**CHALLENGES**
(1) In the extract on democracy and unity, which institution does the writer call the highest, most far-reaching, most decisive one in this society?
(2) Reproduce the records from the line containing "tree-item-checkbox[interactable]: ✓ [496, 409, 508, 421]" down through the line containing "menu-tools[interactable]: 工具(T) [328, 3, 369, 20]", including both of those lines.

**EXTRACT PROVIDED**

···

But it is this falsehood and hypocrisy and utter farce and folly in which we persist. We – learned and wise men, prejudiced and sometimes profound pundits, unthinking and uncaring masses, and cunning and barbarous political classes – speak with clear head and straight face about democracy and unity and harmony. Again: How and when and with whom for whom? If I triumph, how can I expect, demand, cajole, surrender from the other 30 per cent or 40 per cent, as the case may be? No matter what the good or the ideal intended, that cooperation and support is not forthcoming. It is material and relevant and consequential. We persevere with futility in talking about Constitution and governance.

Then, I serve another statistical appetizer on which this nation should nibble, perhaps chew. In the last three decades (only), I humbly tender that, in the highest, most far-reaching, most decisive institution in this society, the record of agreeing and final agreement on anything is as sparse as snowfalls in Stabroek. There is the negligible, the unrecognisable, the garbage time points, which add up to less than nothing. The place to which I refer is parliament. What has been agreed upon that was not of the minor and inconsequential, but of the constructive and heavyweight upbuilding for the greatest number with the greatest good in mind? In the things held dear? That carries elsewhere?

Has it not been of words and wars and the all-pervasive weaknesses that keep blowing apart without any hope of mending? Has it not been the charity of a meaningless giveaway here, some irrelevant concession there? And all the while, the groundbreaking things that could move this place upward, not necessarily together, have gone abegging. Look at the disemboweling over this bill or that, a chair, a CJ, a chancellor, a list and all the other conflicts that are not about advancing society but sabotaging it. This prevails in every area of life: charity, church, corner-shop, community.

···

(Spatial annotation entries)
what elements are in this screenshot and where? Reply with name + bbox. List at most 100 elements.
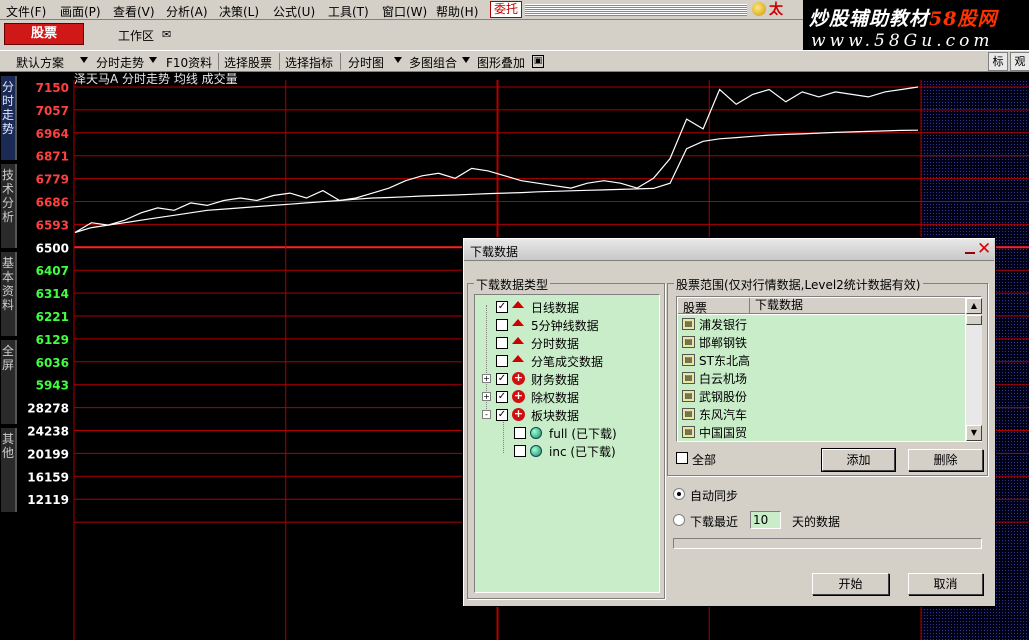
tree-item-checkbox[interactable]: ✓ [496, 409, 508, 421]
stock-list-item[interactable]: ▤ 邯郸钢铁 [682, 334, 962, 350]
toolbar-select-stock[interactable]: 选择股票 [224, 54, 272, 71]
tree-item-label: 分时数据 [531, 337, 580, 351]
stock-list-item[interactable]: ▤ 中国国贸 [682, 424, 962, 440]
price-tick-label: 7150 [36, 81, 69, 95]
tree-item[interactable]: 分笔成交数据 [475, 353, 659, 369]
mail-icon[interactable]: ✉ [162, 28, 171, 41]
watermark-title: 炒股辅助教材58股网 [809, 4, 997, 31]
toolbar-f10[interactable]: F10资料 [166, 54, 212, 71]
recent-days-radio[interactable] [673, 514, 685, 526]
chevron-down-icon[interactable] [394, 57, 402, 63]
tree-item[interactable]: + ✓ + 财务数据 [475, 371, 659, 387]
toolbar-select-indicator[interactable]: 选择指标 [285, 54, 333, 71]
menu-tools[interactable]: 工具(T) [328, 3, 369, 20]
data-type-tree: ✓ 日线数据 5分钟线数据 分时数据 分笔成交数据 + ✓ + 财务数据 + ✓ + 除权数据 - ✓ + 板块… [474, 294, 660, 593]
menu-screen[interactable]: 画面(P) [60, 3, 101, 20]
toolbar-intraday-chart[interactable]: 分时图 [348, 54, 384, 71]
menu-help[interactable]: 帮助(H) [436, 3, 478, 20]
stock-list-item[interactable]: ▤ 浦发银行 [682, 316, 962, 332]
toolbar-overlay[interactable]: 图形叠加 [477, 54, 525, 71]
tree-item[interactable]: full (已下载) [475, 425, 659, 441]
toolbar-intraday[interactable]: 分时走势 [96, 54, 144, 71]
price-tick-label: 7057 [36, 104, 69, 118]
toolbar: 默认方案 分时走势 F10资料 选择股票 选择指标 分时图 多图组合 图形叠加 … [0, 50, 1029, 72]
watermark-title-part2: 58股网 [929, 8, 998, 30]
collapse-icon[interactable]: - [482, 410, 491, 419]
tree-item-checkbox[interactable]: ✓ [496, 301, 508, 313]
stock-list-item[interactable]: ▤ ST东北高 [682, 352, 962, 368]
add-button[interactable]: 添加 [821, 448, 896, 472]
side-tab-other[interactable]: 其他 [1, 428, 17, 512]
delete-button[interactable]: 删除 [908, 449, 983, 471]
toolbar-separator [340, 53, 341, 70]
stock-name: ST东北高 [699, 354, 750, 368]
tree-item-checkbox[interactable] [514, 445, 526, 457]
tree-item[interactable]: + ✓ + 除权数据 [475, 389, 659, 405]
stock-icon: ▤ [682, 372, 695, 384]
dialog-title-bar[interactable]: 下载数据 ✕ [464, 239, 994, 261]
scroll-down-icon[interactable]: ▼ [966, 425, 982, 441]
stock-list-item[interactable]: ▤ 白云机场 [682, 370, 962, 386]
tree-item-checkbox[interactable] [496, 319, 508, 331]
menu-formula[interactable]: 公式(U) [273, 3, 315, 20]
stock-name: 武钢股份 [699, 390, 748, 404]
toolbar-view-button[interactable]: 观 [1010, 52, 1029, 71]
side-tab-fundamental[interactable]: 基本资料 [1, 252, 17, 336]
tree-item[interactable]: - ✓ + 板块数据 [475, 407, 659, 423]
expand-icon[interactable]: + [482, 392, 491, 401]
column-header-stock[interactable]: 股票 [683, 299, 707, 316]
chevron-down-icon[interactable] [80, 57, 88, 63]
menu-decision[interactable]: 决策(L) [219, 3, 259, 20]
brand-text: 太 [769, 2, 783, 18]
cancel-button[interactable]: 取消 [908, 573, 983, 595]
tree-item-checkbox[interactable]: ✓ [496, 373, 508, 385]
column-header-download[interactable]: 下载数据 [749, 298, 803, 313]
watermark-title-part1: 炒股辅助教材 [809, 8, 930, 30]
stock-icon: ▤ [682, 426, 695, 438]
start-button[interactable]: 开始 [812, 573, 889, 595]
toolbar-default-scheme[interactable]: 默认方案 [16, 54, 64, 71]
minimize-icon[interactable] [965, 245, 975, 254]
lock-icon[interactable]: ▣ [532, 55, 544, 68]
menu-window[interactable]: 窗口(W) [382, 3, 427, 20]
auto-sync-radio[interactable] [673, 488, 685, 500]
tree-item-checkbox[interactable] [496, 355, 508, 367]
expand-icon[interactable]: + [482, 374, 491, 383]
tree-item-checkbox[interactable] [496, 337, 508, 349]
tree-item[interactable]: 分时数据 [475, 335, 659, 351]
days-input[interactable] [750, 511, 781, 529]
stock-button[interactable]: 股票 [4, 23, 84, 45]
price-tick-label: 6871 [36, 150, 69, 164]
tree-item[interactable]: 5分钟线数据 [475, 317, 659, 333]
menu-view[interactable]: 查看(V) [113, 3, 155, 20]
tree-item[interactable]: ✓ 日线数据 [475, 299, 659, 315]
dialog-title: 下载数据 [470, 245, 519, 259]
title-stripes [525, 4, 747, 16]
stock-name: 白云机场 [699, 372, 748, 386]
scroll-thumb[interactable] [966, 315, 982, 325]
side-tab-intraday[interactable]: 分时走势 [1, 76, 17, 160]
price-tick-label: 6407 [36, 264, 69, 278]
chevron-down-icon[interactable] [462, 57, 470, 63]
toolbar-mark-button[interactable]: 标 [988, 52, 1008, 71]
entrust-button[interactable]: 委托 [490, 1, 522, 18]
tree-item[interactable]: inc (已下载) [475, 443, 659, 459]
stock-list-item[interactable]: ▤ 东风汽车 [682, 406, 962, 422]
stock-list-scrollbar[interactable]: ▲ ▼ [966, 298, 982, 441]
all-checkbox[interactable] [676, 452, 688, 464]
stock-list-item[interactable]: ▤ 武钢股份 [682, 388, 962, 404]
close-icon[interactable]: ✕ [977, 239, 991, 259]
red-plus-icon: + [512, 389, 525, 403]
red-up-arrow-icon [512, 355, 524, 362]
menu-analysis[interactable]: 分析(A) [166, 3, 208, 20]
chevron-down-icon[interactable] [149, 57, 157, 63]
side-tab-fullscreen[interactable]: 全屏 [1, 340, 17, 424]
toolbar-multi-chart[interactable]: 多图组合 [409, 54, 457, 71]
tree-item-label: 分笔成交数据 [531, 355, 604, 369]
side-tab-technical[interactable]: 技术分析 [1, 164, 17, 248]
work-area-label[interactable]: 工作区 [118, 27, 154, 44]
tree-item-checkbox[interactable]: ✓ [496, 391, 508, 403]
menu-file[interactable]: 文件(F) [6, 3, 46, 20]
scroll-up-icon[interactable]: ▲ [966, 298, 982, 314]
tree-item-checkbox[interactable] [514, 427, 526, 439]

···

**COMPLETE ANSWERS**
(1) Parliament.

(2)
tree-item-checkbox[interactable]: ✓ [496, 409, 508, 421]
stock-list-item[interactable]: ▤ 邯郸钢铁 [682, 334, 962, 350]
toolbar-select-stock[interactable]: 选择股票 [224, 54, 272, 71]
tree-item-label: 分时数据 [531, 337, 580, 351]
stock-list-item[interactable]: ▤ 中国国贸 [682, 424, 962, 440]
price-tick-label: 7150 [36, 81, 69, 95]
tree-item[interactable]: 分笔成交数据 [475, 353, 659, 369]
mail-icon[interactable]: ✉ [162, 28, 171, 41]
watermark-title: 炒股辅助教材58股网 [809, 4, 997, 31]
toolbar-f10[interactable]: F10资料 [166, 54, 212, 71]
recent-days-radio[interactable] [673, 514, 685, 526]
chevron-down-icon[interactable] [394, 57, 402, 63]
tree-item[interactable]: + ✓ + 财务数据 [475, 371, 659, 387]
toolbar-select-indicator[interactable]: 选择指标 [285, 54, 333, 71]
menu-tools[interactable]: 工具(T) [328, 3, 369, 20]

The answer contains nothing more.